------ Records provided
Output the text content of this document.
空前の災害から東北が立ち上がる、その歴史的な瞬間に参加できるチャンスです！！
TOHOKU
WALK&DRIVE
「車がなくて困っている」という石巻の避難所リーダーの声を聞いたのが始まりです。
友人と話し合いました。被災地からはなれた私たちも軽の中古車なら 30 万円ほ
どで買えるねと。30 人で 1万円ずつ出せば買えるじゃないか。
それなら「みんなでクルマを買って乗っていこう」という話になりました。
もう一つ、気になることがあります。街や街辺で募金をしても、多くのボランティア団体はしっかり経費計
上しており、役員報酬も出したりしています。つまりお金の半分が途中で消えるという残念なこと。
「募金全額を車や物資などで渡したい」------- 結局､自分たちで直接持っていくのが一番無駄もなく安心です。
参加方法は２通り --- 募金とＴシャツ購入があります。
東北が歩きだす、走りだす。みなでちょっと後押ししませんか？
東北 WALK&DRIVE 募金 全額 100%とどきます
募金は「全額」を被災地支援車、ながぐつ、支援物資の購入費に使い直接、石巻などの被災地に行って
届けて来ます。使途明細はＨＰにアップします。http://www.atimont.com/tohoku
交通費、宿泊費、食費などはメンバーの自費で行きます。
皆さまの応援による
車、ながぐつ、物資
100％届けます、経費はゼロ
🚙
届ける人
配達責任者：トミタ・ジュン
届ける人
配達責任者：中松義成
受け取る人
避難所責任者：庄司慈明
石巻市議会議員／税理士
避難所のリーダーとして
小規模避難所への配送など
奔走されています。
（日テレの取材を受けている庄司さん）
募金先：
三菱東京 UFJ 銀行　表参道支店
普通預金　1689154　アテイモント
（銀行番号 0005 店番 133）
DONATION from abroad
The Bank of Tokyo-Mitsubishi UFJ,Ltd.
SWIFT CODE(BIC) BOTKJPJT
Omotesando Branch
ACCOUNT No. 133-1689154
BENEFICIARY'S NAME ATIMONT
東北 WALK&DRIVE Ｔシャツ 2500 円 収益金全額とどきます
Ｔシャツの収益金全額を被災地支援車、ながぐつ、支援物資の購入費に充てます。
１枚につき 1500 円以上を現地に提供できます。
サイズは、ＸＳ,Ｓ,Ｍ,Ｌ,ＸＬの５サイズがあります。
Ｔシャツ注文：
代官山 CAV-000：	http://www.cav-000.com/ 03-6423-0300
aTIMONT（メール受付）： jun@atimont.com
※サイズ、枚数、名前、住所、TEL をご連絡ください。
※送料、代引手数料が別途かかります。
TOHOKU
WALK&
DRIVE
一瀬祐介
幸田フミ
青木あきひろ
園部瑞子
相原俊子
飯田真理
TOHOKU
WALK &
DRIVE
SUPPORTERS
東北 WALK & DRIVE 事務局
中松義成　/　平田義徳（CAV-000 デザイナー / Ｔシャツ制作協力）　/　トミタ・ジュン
------------
» Exercise objective
Find how many lines of the material carry the string "http". Only the number should be in the answer.

» Response to the task
2